_Description of the task_
Report every line in the listing below where the string "PERCENTILE" shows up.

_Provided records_

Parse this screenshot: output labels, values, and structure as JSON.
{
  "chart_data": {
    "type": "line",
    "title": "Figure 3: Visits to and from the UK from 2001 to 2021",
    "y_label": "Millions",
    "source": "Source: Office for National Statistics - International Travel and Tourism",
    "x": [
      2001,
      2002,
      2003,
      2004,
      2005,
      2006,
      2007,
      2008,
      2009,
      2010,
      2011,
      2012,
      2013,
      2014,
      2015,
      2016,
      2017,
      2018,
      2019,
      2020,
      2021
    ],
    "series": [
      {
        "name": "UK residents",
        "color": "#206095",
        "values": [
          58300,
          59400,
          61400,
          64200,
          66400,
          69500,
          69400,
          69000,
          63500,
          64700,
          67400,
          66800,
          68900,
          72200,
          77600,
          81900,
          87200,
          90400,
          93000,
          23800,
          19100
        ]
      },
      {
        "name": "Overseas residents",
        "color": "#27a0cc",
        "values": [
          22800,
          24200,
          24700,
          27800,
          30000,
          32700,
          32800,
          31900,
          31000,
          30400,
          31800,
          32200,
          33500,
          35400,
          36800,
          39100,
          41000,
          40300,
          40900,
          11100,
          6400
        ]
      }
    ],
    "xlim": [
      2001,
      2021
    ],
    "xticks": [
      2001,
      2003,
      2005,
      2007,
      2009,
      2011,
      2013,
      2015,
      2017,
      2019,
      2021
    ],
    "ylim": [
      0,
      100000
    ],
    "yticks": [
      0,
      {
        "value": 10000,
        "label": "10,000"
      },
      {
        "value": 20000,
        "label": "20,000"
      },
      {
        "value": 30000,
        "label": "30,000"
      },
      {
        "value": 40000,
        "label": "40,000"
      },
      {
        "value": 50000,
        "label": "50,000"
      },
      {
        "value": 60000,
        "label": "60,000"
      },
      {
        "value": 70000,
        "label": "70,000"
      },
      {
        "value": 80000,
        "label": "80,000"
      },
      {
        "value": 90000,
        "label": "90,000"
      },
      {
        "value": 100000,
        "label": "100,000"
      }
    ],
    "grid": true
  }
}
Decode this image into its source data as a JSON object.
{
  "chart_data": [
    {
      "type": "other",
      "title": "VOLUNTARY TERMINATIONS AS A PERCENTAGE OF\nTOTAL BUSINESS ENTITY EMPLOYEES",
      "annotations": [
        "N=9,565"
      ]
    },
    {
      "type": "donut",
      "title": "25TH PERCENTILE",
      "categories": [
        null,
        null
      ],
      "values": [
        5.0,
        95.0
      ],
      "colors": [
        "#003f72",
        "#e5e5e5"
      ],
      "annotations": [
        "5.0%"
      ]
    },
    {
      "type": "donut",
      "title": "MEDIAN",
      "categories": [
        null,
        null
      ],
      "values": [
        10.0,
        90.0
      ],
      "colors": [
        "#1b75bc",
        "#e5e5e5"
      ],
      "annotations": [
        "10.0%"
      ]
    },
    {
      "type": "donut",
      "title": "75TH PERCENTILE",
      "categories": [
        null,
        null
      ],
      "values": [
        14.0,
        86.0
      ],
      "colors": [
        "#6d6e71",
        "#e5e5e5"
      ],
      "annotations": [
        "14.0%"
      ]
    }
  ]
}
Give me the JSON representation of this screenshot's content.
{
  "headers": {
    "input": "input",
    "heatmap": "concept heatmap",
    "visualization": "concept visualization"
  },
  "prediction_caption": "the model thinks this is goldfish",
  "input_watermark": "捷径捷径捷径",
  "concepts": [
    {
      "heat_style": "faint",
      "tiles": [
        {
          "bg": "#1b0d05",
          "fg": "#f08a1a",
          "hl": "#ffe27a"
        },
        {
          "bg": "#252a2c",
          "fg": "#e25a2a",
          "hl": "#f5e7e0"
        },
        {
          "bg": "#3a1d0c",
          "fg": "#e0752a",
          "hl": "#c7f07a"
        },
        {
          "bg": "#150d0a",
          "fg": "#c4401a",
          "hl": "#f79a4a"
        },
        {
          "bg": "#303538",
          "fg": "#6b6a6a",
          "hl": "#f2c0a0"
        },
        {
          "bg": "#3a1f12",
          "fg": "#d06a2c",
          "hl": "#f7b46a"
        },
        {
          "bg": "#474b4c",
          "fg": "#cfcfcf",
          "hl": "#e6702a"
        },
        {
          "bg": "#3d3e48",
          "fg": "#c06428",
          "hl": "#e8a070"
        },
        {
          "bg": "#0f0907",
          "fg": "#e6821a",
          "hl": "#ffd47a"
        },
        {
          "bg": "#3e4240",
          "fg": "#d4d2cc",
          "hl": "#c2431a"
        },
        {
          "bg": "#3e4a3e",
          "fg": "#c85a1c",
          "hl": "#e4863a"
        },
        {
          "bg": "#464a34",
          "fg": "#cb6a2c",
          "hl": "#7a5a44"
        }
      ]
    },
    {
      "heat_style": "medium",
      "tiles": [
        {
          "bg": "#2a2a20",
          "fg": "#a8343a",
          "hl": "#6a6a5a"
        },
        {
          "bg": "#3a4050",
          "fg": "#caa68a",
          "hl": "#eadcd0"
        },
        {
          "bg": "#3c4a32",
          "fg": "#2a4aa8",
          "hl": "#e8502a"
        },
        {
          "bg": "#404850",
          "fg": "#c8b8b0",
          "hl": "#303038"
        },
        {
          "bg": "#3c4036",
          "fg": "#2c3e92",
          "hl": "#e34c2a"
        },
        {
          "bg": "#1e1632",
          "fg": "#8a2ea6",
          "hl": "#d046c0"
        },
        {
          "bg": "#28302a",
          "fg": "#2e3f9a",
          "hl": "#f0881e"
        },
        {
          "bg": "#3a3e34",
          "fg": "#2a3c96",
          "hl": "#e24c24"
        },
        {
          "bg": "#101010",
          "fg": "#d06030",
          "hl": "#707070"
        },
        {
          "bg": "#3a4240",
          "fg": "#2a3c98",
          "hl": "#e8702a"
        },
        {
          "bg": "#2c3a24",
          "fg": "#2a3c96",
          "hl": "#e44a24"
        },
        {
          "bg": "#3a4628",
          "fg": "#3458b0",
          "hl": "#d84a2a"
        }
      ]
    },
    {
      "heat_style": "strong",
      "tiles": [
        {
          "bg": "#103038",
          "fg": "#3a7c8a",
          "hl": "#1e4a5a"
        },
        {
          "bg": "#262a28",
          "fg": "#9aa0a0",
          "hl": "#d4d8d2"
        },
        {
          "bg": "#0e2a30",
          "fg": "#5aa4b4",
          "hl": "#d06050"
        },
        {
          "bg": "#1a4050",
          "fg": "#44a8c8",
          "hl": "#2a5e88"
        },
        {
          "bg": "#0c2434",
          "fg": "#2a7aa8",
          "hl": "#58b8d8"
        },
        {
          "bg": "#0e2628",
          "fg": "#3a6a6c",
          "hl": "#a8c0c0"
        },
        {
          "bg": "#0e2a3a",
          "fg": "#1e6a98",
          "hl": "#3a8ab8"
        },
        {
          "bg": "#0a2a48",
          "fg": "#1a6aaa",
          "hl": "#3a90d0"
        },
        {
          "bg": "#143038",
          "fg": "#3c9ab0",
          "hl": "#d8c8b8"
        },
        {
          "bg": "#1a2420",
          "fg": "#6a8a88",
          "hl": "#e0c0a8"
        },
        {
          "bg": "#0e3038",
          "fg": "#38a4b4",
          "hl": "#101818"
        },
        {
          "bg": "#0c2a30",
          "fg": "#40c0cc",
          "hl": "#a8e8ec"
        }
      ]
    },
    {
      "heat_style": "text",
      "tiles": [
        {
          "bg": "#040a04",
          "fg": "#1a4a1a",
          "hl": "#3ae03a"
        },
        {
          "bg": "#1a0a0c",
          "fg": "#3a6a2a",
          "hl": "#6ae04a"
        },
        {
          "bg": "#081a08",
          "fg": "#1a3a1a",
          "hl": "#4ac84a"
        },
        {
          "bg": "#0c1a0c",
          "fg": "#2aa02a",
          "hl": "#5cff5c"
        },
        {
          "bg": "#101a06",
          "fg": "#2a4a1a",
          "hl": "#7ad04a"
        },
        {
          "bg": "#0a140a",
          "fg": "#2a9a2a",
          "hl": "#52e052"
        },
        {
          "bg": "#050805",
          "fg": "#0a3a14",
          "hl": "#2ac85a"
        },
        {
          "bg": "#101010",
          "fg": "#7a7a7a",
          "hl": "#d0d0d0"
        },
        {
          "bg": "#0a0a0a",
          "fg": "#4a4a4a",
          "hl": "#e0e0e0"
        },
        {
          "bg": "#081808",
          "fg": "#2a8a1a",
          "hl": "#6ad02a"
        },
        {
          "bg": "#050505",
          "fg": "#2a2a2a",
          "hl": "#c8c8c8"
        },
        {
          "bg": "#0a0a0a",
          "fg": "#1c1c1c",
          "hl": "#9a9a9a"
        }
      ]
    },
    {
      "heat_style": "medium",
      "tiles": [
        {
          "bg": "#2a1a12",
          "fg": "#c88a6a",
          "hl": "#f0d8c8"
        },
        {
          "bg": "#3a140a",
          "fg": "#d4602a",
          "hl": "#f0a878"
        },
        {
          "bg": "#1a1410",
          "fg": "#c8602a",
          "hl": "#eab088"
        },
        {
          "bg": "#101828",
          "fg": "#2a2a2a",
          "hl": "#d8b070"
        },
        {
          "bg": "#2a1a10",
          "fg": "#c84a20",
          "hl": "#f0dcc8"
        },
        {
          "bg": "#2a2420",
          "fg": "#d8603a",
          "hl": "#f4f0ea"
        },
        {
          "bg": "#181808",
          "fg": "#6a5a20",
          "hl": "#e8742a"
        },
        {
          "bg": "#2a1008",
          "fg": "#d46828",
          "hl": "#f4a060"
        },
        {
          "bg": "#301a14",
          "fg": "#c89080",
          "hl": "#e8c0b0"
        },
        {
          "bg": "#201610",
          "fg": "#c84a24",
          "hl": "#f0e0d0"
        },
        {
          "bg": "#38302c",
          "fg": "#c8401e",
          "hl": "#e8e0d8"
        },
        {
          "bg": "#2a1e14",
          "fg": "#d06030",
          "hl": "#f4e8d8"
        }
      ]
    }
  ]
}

_Answer to the problem_
      "title": "25TH PERCENTILE",
      "title": "75TH PERCENTILE",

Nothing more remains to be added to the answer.